Actualisez toutes les lignes ci-dessous : remplacez « Use this description » par « Apply this description » et laissez tout le reste tel quel.

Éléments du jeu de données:
_ _ _ _ _

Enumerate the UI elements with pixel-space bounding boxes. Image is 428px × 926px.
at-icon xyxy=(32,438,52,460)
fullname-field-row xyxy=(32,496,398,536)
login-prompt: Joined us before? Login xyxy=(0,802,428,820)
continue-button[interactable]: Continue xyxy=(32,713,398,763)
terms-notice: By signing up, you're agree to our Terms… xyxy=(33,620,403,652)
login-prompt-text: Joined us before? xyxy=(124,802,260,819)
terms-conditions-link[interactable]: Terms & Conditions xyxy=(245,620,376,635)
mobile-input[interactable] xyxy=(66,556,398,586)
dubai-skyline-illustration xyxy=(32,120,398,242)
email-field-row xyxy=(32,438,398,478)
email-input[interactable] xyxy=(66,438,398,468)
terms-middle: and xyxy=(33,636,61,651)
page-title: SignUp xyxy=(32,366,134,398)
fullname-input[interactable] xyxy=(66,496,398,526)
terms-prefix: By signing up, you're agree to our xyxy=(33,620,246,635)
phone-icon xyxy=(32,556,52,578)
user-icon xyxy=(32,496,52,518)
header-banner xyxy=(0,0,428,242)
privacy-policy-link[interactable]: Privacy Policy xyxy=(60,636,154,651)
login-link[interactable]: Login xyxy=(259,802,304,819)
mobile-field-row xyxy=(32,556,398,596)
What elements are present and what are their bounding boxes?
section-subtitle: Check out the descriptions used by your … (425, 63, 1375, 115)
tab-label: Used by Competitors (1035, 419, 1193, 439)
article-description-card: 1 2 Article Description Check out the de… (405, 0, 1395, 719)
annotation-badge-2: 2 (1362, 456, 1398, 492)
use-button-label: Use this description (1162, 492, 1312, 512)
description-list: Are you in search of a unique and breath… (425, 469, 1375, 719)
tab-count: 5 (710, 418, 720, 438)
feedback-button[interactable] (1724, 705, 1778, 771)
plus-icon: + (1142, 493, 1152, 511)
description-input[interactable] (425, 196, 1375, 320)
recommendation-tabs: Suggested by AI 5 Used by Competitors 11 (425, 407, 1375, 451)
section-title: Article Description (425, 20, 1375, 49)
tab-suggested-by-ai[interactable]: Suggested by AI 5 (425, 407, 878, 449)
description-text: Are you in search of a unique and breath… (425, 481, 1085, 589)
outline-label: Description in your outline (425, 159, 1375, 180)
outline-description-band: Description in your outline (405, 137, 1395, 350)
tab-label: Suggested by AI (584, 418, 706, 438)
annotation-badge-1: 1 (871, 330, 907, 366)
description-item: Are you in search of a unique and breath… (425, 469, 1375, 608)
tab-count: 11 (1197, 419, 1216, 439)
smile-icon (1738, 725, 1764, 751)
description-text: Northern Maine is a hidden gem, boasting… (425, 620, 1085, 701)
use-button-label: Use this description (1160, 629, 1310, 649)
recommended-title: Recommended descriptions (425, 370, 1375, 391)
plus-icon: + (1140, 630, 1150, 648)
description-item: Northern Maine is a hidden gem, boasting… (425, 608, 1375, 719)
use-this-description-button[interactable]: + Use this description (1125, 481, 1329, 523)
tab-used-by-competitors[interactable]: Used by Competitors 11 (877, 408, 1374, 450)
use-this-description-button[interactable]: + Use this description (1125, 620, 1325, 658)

_ _ _ _ _

• _TÂCHE RÉALISÉE_
Enumerate the UI elements with pixel-space bounding boxes. Image is 428px × 926px.
at-icon xyxy=(32,438,52,460)
fullname-field-row xyxy=(32,496,398,536)
login-prompt: Joined us before? Login xyxy=(0,802,428,820)
continue-button[interactable]: Continue xyxy=(32,713,398,763)
terms-notice: By signing up, you're agree to our Terms… xyxy=(33,620,403,652)
login-prompt-text: Joined us before? xyxy=(124,802,260,819)
terms-conditions-link[interactable]: Terms & Conditions xyxy=(245,620,376,635)
mobile-input[interactable] xyxy=(66,556,398,586)
dubai-skyline-illustration xyxy=(32,120,398,242)
email-field-row xyxy=(32,438,398,478)
email-input[interactable] xyxy=(66,438,398,468)
terms-middle: and xyxy=(33,636,61,651)
page-title: SignUp xyxy=(32,366,134,398)
fullname-input[interactable] xyxy=(66,496,398,526)
terms-prefix: By signing up, you're agree to our xyxy=(33,620,246,635)
phone-icon xyxy=(32,556,52,578)
user-icon xyxy=(32,496,52,518)
header-banner xyxy=(0,0,428,242)
privacy-policy-link[interactable]: Privacy Policy xyxy=(60,636,154,651)
login-link[interactable]: Login xyxy=(259,802,304,819)
mobile-field-row xyxy=(32,556,398,596)
What elements are present and what are their bounding boxes?
section-subtitle: Check out the descriptions used by your … (425, 63, 1375, 115)
tab-label: Used by Competitors (1035, 419, 1193, 439)
article-description-card: 1 2 Article Description Check out the de… (405, 0, 1395, 719)
annotation-badge-2: 2 (1362, 456, 1398, 492)
use-button-label: Apply this description (1162, 492, 1312, 512)
description-list: Are you in search of a unique and breath… (425, 469, 1375, 719)
tab-count: 5 (710, 418, 720, 438)
feedback-button[interactable] (1724, 705, 1778, 771)
plus-icon: + (1142, 493, 1152, 511)
description-input[interactable] (425, 196, 1375, 320)
recommendation-tabs: Suggested by AI 5 Used by Competitors 11 (425, 407, 1375, 451)
section-title: Article Description (425, 20, 1375, 49)
tab-suggested-by-ai[interactable]: Suggested by AI 5 (425, 407, 878, 449)
description-text: Are you in search of a unique and breath… (425, 481, 1085, 589)
outline-label: Description in your outline (425, 159, 1375, 180)
outline-description-band: Description in your outline (405, 137, 1395, 350)
tab-label: Suggested by AI (584, 418, 706, 438)
annotation-badge-1: 1 (871, 330, 907, 366)
description-item: Are you in search of a unique and breath… (425, 469, 1375, 608)
tab-count: 11 (1197, 419, 1216, 439)
smile-icon (1738, 725, 1764, 751)
description-text: Northern Maine is a hidden gem, boasting… (425, 620, 1085, 701)
use-button-label: Apply this description (1160, 629, 1310, 649)
recommended-title: Recommended descriptions (425, 370, 1375, 391)
plus-icon: + (1140, 630, 1150, 648)
description-item: Northern Maine is a hidden gem, boasting… (425, 608, 1375, 719)
use-this-description-button[interactable]: + Apply this description (1125, 481, 1329, 523)
tab-used-by-competitors[interactable]: Used by Competitors 11 (877, 408, 1374, 450)
use-this-description-button[interactable]: + Apply this description (1125, 620, 1325, 658)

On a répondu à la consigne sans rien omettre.